##### Data for this exercise

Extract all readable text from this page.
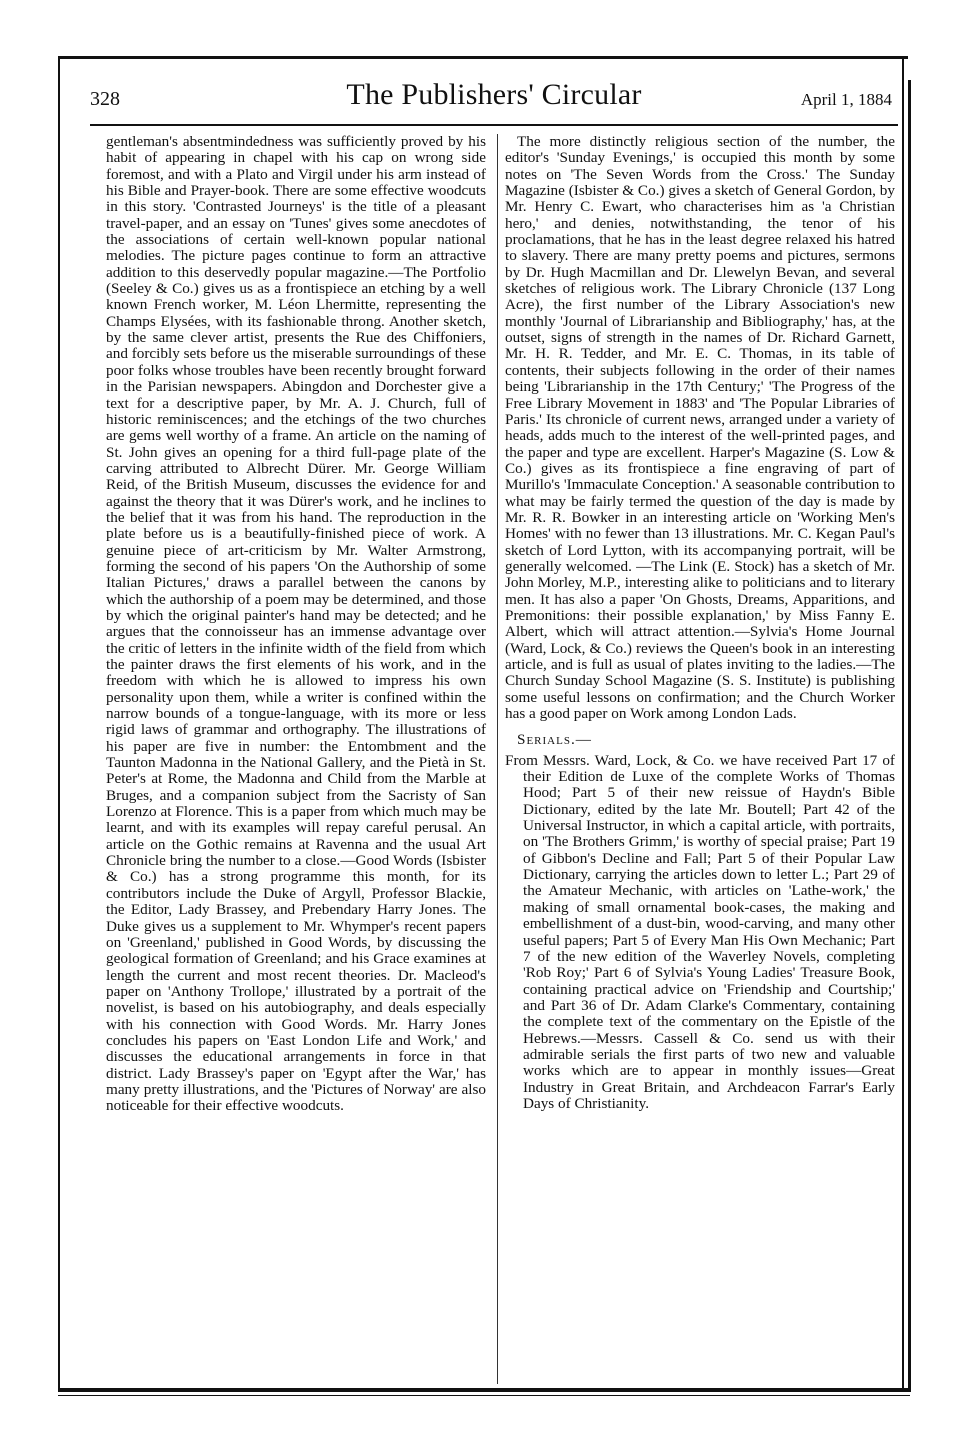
328	The Publishers' Circular	April 1, 1884

gentleman's absentmindedness was sufficiently proved by his habit of appearing in chapel with his cap on wrong side foremost, and with a Plato and Virgil under his arm instead of his Bible and Prayer-book. There are some effective woodcuts in this story. 'Contrasted Journeys' is the title of a pleasant travel-paper, and an essay on 'Tunes' gives some anecdotes of the associations of certain well-known popular national melodies. The picture pages continue to form an attractive addition to this deservedly popular magazine.—The Portfolio (Seeley & Co.) gives us as a frontispiece an etching by a well known French worker, M. Léon Lhermitte, representing the Champs Elysées, with its fashionable throng. Another sketch, by the same clever artist, presents the Rue des Chiffoniers, and forcibly sets before us the miserable surroundings of these poor folks whose troubles have been recently brought forward in the Parisian newspapers. Abingdon and Dorchester give a text for a descriptive paper, by Mr. A. J. Church, full of historic reminiscences; and the etchings of the two churches are gems well worthy of a frame. An article on the naming of St. John gives an opening for a third full-page plate of the carving attributed to Albrecht Dürer. Mr. George William Reid, of the British Museum, discusses the evidence for and against the theory that it was Dürer's work, and he inclines to the belief that it was from his hand. The reproduction in the plate before us is a beautifully-finished piece of work. A genuine piece of art-criticism by Mr. Walter Armstrong, forming the second of his papers 'On the Authorship of some Italian Pictures,' draws a parallel between the canons by which the authorship of a poem may be determined, and those by which the original painter's hand may be detected; and he argues that the connoisseur has an immense advantage over the critic of letters in the infinite width of the field from which the painter draws the first elements of his work, and in the freedom with which he is allowed to impress his own personality upon them, while a writer is confined within the narrow bounds of a tongue-language, with its more or less rigid laws of grammar and orthography. The illustrations of his paper are five in number: the Entombment and the Taunton Madonna in the National Gallery, and the Pietà in St. Peter's at Rome, the Madonna and Child from the Marble at Bruges, and a companion subject from the Sacristy of San Lorenzo at Florence. This is a paper from which much may be learnt, and with its examples will repay careful perusal. An article on the Gothic remains at Ravenna and the usual Art Chronicle bring the number to a close.—Good Words (Isbister & Co.) has a strong programme this month, for its contributors include the Duke of Argyll, Professor Blackie, the Editor, Lady Brassey, and Prebendary Harry Jones. The Duke gives us a supplement to Mr. Whymper's recent papers on 'Greenland,' published in Good Words, by discussing the geological formation of Greenland; and his Grace examines at length the current and most recent theories. Dr. Macleod's paper on 'Anthony Trollope,' illustrated by a portrait of the novelist, is based on his autobiography, and deals especially with his connection with Good Words. Mr. Harry Jones concludes his papers on 'East London Life and Work,' and discusses the educational arrangements in force in that district. Lady Brassey's paper on 'Egypt after the War,' has many pretty illustrations, and the 'Pictures of Norway' are also noticeable for their effective woodcuts.

The more distinctly religious section of the number, the editor's 'Sunday Evenings,' is occupied this month by some notes on 'The Seven Words from the Cross.' The Sunday Magazine (Isbister & Co.) gives a sketch of General Gordon, by Mr. Henry C. Ewart, who characterises him as 'a Christian hero,' and denies, notwithstanding, the tenor of his proclamations, that he has in the least degree relaxed his hatred to slavery. There are many pretty poems and pictures, sermons by Dr. Hugh Macmillan and Dr. Llewelyn Bevan, and several sketches of religious work. The Library Chronicle (137 Long Acre), the first number of the Library Association's new monthly 'Journal of Librarianship and Bibliography,' has, at the outset, signs of strength in the names of Dr. Richard Garnett, Mr. H. R. Tedder, and Mr. E. C. Thomas, in its table of contents, their subjects following in the order of their names being 'Librarianship in the 17th Century;' 'The Progress of the Free Library Movement in 1883' and 'The Popular Libraries of Paris.' Its chronicle of current news, arranged under a variety of heads, adds much to the interest of the well-printed pages, and the paper and type are excellent. Harper's Magazine (S. Low & Co.) gives as its frontispiece a fine engraving of part of Murillo's 'Immaculate Conception.' A seasonable contribution to what may be fairly termed the question of the day is made by Mr. R. R. Bowker in an interesting article on 'Working Men's Homes' with no fewer than 13 illustrations. Mr. C. Kegan Paul's sketch of Lord Lytton, with its accompanying portrait, will be generally welcomed. —The Link (E. Stock) has a sketch of Mr. John Morley, M.P., interesting alike to politicians and to literary men. It has also a paper 'On Ghosts, Dreams, Apparitions, and Premonitions: their possible explanation,' by Miss Fanny E. Albert, which will attract attention.—Sylvia's Home Journal (Ward, Lock, & Co.) reviews the Queen's book in an interesting article, and is full as usual of plates inviting to the ladies.—The Church Sunday School Magazine (S. S. Institute) is publishing some useful lessons on confirmation; and the Church Worker has a good paper on Work among London Lads.

Serials.—

From Messrs. Ward, Lock, & Co. we have received Part 17 of their Edition de Luxe of the complete Works of Thomas Hood; Part 5 of their new reissue of Haydn's Bible Dictionary, edited by the late Mr. Boutell; Part 42 of the Universal Instructor, in which a capital article, with portraits, on 'The Brothers Grimm,' is worthy of special praise; Part 19 of Gibbon's Decline and Fall; Part 5 of their Popular Law Dictionary, carrying the articles down to letter L.; Part 29 of the Amateur Mechanic, with articles on 'Lathe-work,' the making of small ornamental book-cases, the making and embellishment of a dust-bin, wood-carving, and many other useful papers; Part 5 of Every Man His Own Mechanic; Part 7 of the new edition of the Waverley Novels, completing 'Rob Roy;' Part 6 of Sylvia's Young Ladies' Treasure Book, containing practical advice on 'Friendship and Courtship;' and Part 36 of Dr. Adam Clarke's Commentary, containing the complete text of the commentary on the Epistle of the Hebrews.—Messrs. Cassell & Co. send us with their admirable serials the first parts of two new and valuable works which are to appear in monthly issues—Great Industry in Great Britain, and Archdeacon Farrar's Early Days of Christianity.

##########

Quote every entry exactly, with the pictures omitted.

* **The result**:
Extract all readable text from this page.
328	The Publishers' Circular	April 1, 1884

gentleman's absentmindedness was sufficiently proved by his habit of appearing in chapel with his cap on wrong side foremost, and with a Plato and Virgil under his arm instead of his Bible and Prayer-book. There are some effective woodcuts in this story. 'Contrasted Journeys' is the title of a pleasant travel-paper, and an essay on 'Tunes' gives some anecdotes of the associations of certain well-known popular national melodies. The picture pages continue to form an attractive addition to this deservedly popular magazine.—The Portfolio (Seeley & Co.) gives us as a frontispiece an etching by a well known French worker, M. Léon Lhermitte, representing the Champs Elysées, with its fashionable throng. Another sketch, by the same clever artist, presents the Rue des Chiffoniers, and forcibly sets before us the miserable surroundings of these poor folks whose troubles have been recently brought forward in the Parisian newspapers. Abingdon and Dorchester give a text for a descriptive paper, by Mr. A. J. Church, full of historic reminiscences; and the etchings of the two churches are gems well worthy of a frame. An article on the naming of St. John gives an opening for a third full-page plate of the carving attributed to Albrecht Dürer. Mr. George William Reid, of the British Museum, discusses the evidence for and against the theory that it was Dürer's work, and he inclines to the belief that it was from his hand. The reproduction in the plate before us is a beautifully-finished piece of work. A genuine piece of art-criticism by Mr. Walter Armstrong, forming the second of his papers 'On the Authorship of some Italian Pictures,' draws a parallel between the canons by which the authorship of a poem may be determined, and those by which the original painter's hand may be detected; and he argues that the connoisseur has an immense advantage over the critic of letters in the infinite width of the field from which the painter draws the first elements of his work, and in the freedom with which he is allowed to impress his own personality upon them, while a writer is confined within the narrow bounds of a tongue-language, with its more or less rigid laws of grammar and orthography. The illustrations of his paper are five in number: the Entombment and the Taunton Madonna in the National Gallery, and the Pietà in St. Peter's at Rome, the Madonna and Child from the Marble at Bruges, and a companion subject from the Sacristy of San Lorenzo at Florence. This is a paper from which much may be learnt, and with its examples will repay careful perusal. An article on the Gothic remains at Ravenna and the usual Art Chronicle bring the number to a close.—Good Words (Isbister & Co.) has a strong programme this month, for its contributors include the Duke of Argyll, Professor Blackie, the Editor, Lady Brassey, and Prebendary Harry Jones. The Duke gives us a supplement to Mr. Whymper's recent papers on 'Greenland,' published in Good Words, by discussing the geological formation of Greenland; and his Grace examines at length the current and most recent theories. Dr. Macleod's paper on 'Anthony Trollope,' illustrated by a portrait of the novelist, is based on his autobiography, and deals especially with his connection with Good Words. Mr. Harry Jones concludes his papers on 'East London Life and Work,' and discusses the educational arrangements in force in that district. Lady Brassey's paper on 'Egypt after the War,' has many pretty illustrations, and the 'Pictures of Norway' are also noticeable for their effective woodcuts.

The more distinctly religious section of the number, the editor's 'Sunday Evenings,' is occupied this month by some notes on 'The Seven Words from the Cross.' The Sunday Magazine (Isbister & Co.) gives a sketch of General Gordon, by Mr. Henry C. Ewart, who characterises him as 'a Christian hero,' and denies, notwithstanding, the tenor of his proclamations, that he has in the least degree relaxed his hatred to slavery. There are many pretty poems and pictures, sermons by Dr. Hugh Macmillan and Dr. Llewelyn Bevan, and several sketches of religious work. The Library Chronicle (137 Long Acre), the first number of the Library Association's new monthly 'Journal of Librarianship and Bibliography,' has, at the outset, signs of strength in the names of Dr. Richard Garnett, Mr. H. R. Tedder, and Mr. E. C. Thomas, in its table of contents, their subjects following in the order of their names being 'Librarianship in the 17th Century;' 'The Progress of the Free Library Movement in 1883' and 'The Popular Libraries of Paris.' Its chronicle of current news, arranged under a variety of heads, adds much to the interest of the well-printed pages, and the paper and type are excellent. Harper's Magazine (S. Low & Co.) gives as its frontispiece a fine engraving of part of Murillo's 'Immaculate Conception.' A seasonable contribution to what may be fairly termed the question of the day is made by Mr. R. R. Bowker in an interesting article on 'Working Men's Homes' with no fewer than 13 illustrations. Mr. C. Kegan Paul's sketch of Lord Lytton, with its accompanying portrait, will be generally welcomed. —The Link (E. Stock) has a sketch of Mr. John Morley, M.P., interesting alike to politicians and to literary men. It has also a paper 'On Ghosts, Dreams, Apparitions, and Premonitions: their possible explanation,' by Miss Fanny E. Albert, which will attract attention.—Sylvia's Home Journal (Ward, Lock, & Co.) reviews the Queen's book in an interesting article, and is full as usual of plates inviting to the ladies.—The Church Sunday School Magazine (S. S. Institute) is publishing some useful lessons on confirmation; and the Church Worker has a good paper on Work among London Lads.

Serials.—

From Messrs. Ward, Lock, & Co. we have received Part 17 of their Edition de Luxe of the complete Works of Thomas Hood; Part 5 of their new reissue of Haydn's Bible Dictionary, edited by the late Mr. Boutell; Part 42 of the Universal Instructor, in which a capital article, with portraits, on 'The Brothers Grimm,' is worthy of special praise; Part 19 of Gibbon's Decline and Fall; Part 5 of their Popular Law Dictionary, carrying the articles down to letter L.; Part 29 of the Amateur Mechanic, with articles on 'Lathe-work,' the making of small ornamental book-cases, the making and embellishment of a dust-bin, wood-carving, and many other useful papers; Part 5 of Every Man His Own Mechanic; Part 7 of the new edition of the Waverley Novels, completing 'Rob Roy;' Part 6 of Sylvia's Young Ladies' Treasure Book, containing practical advice on 'Friendship and Courtship;' and Part 36 of Dr. Adam Clarke's Commentary, containing the complete text of the commentary on the Epistle of the Hebrews.—Messrs. Cassell & Co. send us with their admirable serials the first parts of two new and valuable works which are to appear in monthly issues—Great Industry in Great Britain, and Archdeacon Farrar's Early Days of Christianity.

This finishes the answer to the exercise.